### Given problem
Scan the records for the string "соответствующих"; copy each line where it occurs.

### Given data
━━━━━━

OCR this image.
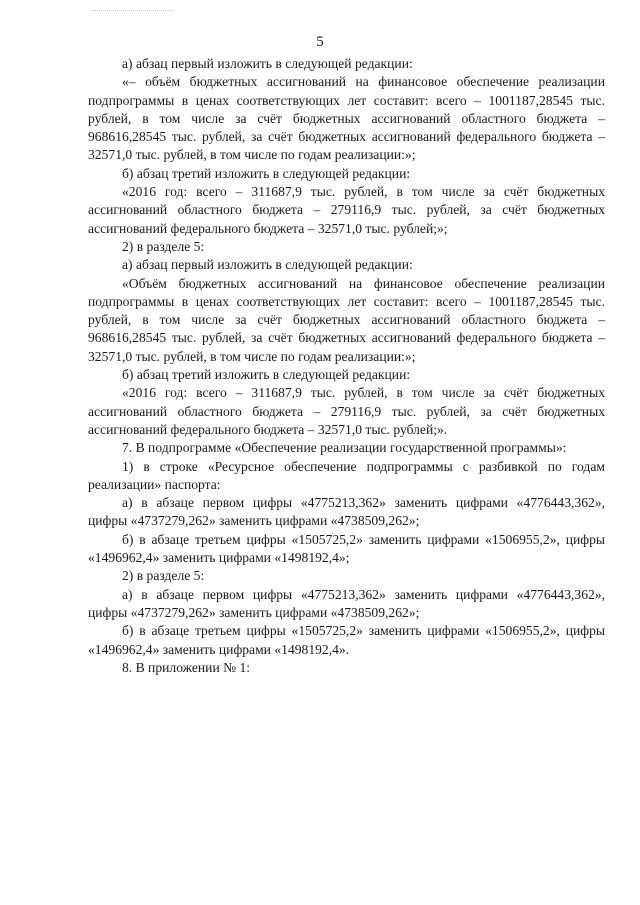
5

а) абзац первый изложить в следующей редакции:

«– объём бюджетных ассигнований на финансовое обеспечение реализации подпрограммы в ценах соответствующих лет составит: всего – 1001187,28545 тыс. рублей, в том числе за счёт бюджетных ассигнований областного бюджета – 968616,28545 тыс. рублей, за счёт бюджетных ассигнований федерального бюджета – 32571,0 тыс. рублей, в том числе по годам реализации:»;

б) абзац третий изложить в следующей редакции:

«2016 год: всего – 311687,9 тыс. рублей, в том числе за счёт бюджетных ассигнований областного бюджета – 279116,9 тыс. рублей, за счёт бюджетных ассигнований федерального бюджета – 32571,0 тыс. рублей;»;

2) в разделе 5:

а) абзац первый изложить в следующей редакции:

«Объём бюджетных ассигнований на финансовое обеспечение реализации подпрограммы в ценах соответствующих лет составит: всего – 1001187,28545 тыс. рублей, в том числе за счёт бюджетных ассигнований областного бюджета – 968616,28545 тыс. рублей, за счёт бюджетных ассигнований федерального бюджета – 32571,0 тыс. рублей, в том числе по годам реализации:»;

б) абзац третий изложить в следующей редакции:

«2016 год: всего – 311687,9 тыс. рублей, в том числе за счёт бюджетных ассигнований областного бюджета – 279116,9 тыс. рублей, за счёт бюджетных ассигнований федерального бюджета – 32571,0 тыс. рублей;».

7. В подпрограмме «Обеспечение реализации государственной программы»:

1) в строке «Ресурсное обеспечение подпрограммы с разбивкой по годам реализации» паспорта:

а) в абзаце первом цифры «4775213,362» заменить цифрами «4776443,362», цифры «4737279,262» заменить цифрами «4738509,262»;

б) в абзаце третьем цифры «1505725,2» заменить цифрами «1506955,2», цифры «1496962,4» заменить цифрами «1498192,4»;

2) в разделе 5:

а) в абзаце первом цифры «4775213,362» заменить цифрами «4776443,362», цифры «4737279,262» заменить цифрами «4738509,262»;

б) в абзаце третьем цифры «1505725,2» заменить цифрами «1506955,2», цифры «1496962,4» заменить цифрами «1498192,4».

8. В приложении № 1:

━━━━━━

### Full answer
«– объём бюджетных ассигнований на финансовое обеспечение реализации подпрограммы в ценах соответствующих лет составит: всего – 1001187,28545 тыс. рублей, в том числе за счёт бюджетных ассигнований областного бюджета – 968616,28545 тыс. рублей, за счёт бюджетных ассигнований федерального бюджета – 32571,0 тыс. рублей, в том числе по годам реализации:»;
«Объём бюджетных ассигнований на финансовое обеспечение реализации подпрограммы в ценах соответствующих лет составит: всего – 1001187,28545 тыс. рублей, в том числе за счёт бюджетных ассигнований областного бюджета – 968616,28545 тыс. рублей, за счёт бюджетных ассигнований федерального бюджета – 32571,0 тыс. рублей, в том числе по годам реализации:»;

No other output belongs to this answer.